── Dataset rows

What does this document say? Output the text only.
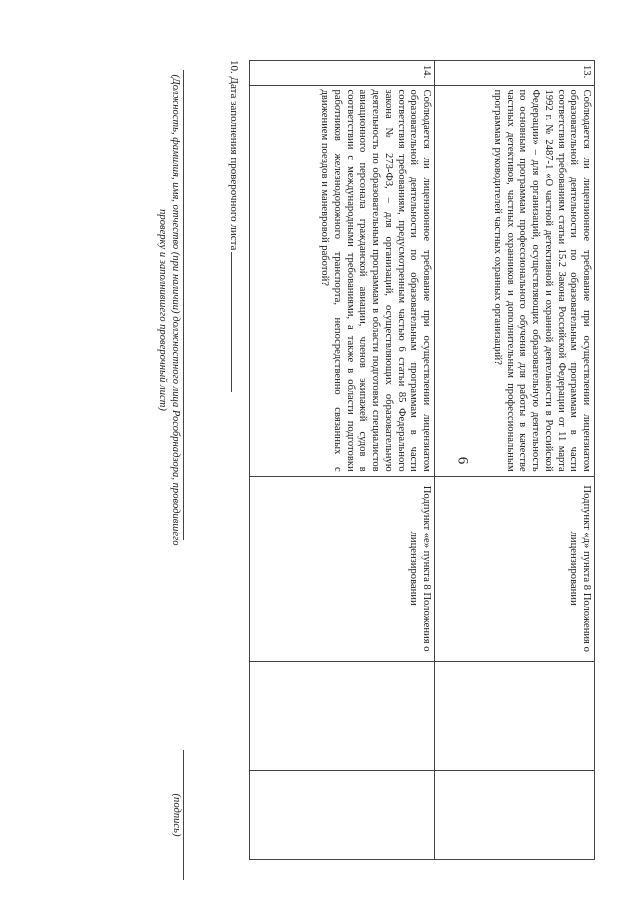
6
13.	Соблюдается ли лицензионное требование при осуществлении лицензиатом образовательной деятельности по образовательным программам в части соответствия требованиям статьи 15.2 Закона Российской Федерации от 11 марта 1992 г. № 2487-1 «О частной детективной и охранной деятельности в Российской Федерации» – для организаций, осуществляющих образовательную деятельность по основным программам профессионального обучения для работы в качестве частных детективов, частных охранников и дополнительным профессиональным программам руководителей частных охранных организаций?	Подпункт «д» пункта 8 Положения о лицензировании		
14.	Соблюдается ли лицензионное требование при осуществлении лицензиатом образовательной деятельности по образовательным программам в части соответствия требованиям, предусмотренным частью 6 статьи 85 Федерального закона № 273-ФЗ, – для организаций, осуществляющих образовательную деятельность по образовательным программам в области подготовки специалистов авиационного персонала гражданской авиации, членов экипажей судов в соответствии с международными требованиями, а также в области подготовки работников железнодорожного транспорта, непосредственно связанных с движением поездов и маневровой работой?	Подпункт «е» пункта 8 Положения о лицензировании		
10. Дата заполнения проверочного листа
(Должность, фамилия, имя, отчество (при наличии) должностного лица Рособрнадзора, проводившего проверку и заполнившего проверочный лист)
(подпись)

────

- Request: Transcribe each entry precisely as given, leaving the pictures out.

- Response:
What does this document say? Output the text only.
6
13.	Соблюдается ли лицензионное требование при осуществлении лицензиатом образовательной деятельности по образовательным программам в части соответствия требованиям статьи 15.2 Закона Российской Федерации от 11 марта 1992 г. № 2487-1 «О частной детективной и охранной деятельности в Российской Федерации» – для организаций, осуществляющих образовательную деятельность по основным программам профессионального обучения для работы в качестве частных детективов, частных охранников и дополнительным профессиональным программам руководителей частных охранных организаций?	Подпункт «д» пункта 8 Положения о лицензировании		
14.	Соблюдается ли лицензионное требование при осуществлении лицензиатом образовательной деятельности по образовательным программам в части соответствия требованиям, предусмотренным частью 6 статьи 85 Федерального закона № 273-ФЗ, – для организаций, осуществляющих образовательную деятельность по образовательным программам в области подготовки специалистов авиационного персонала гражданской авиации, членов экипажей судов в соответствии с международными требованиями, а также в области подготовки работников железнодорожного транспорта, непосредственно связанных с движением поездов и маневровой работой?	Подпункт «е» пункта 8 Положения о лицензировании		
10. Дата заполнения проверочного листа
(Должность, фамилия, имя, отчество (при наличии) должностного лица Рособрнадзора, проводившего проверку и заполнившего проверочный лист)
(подпись)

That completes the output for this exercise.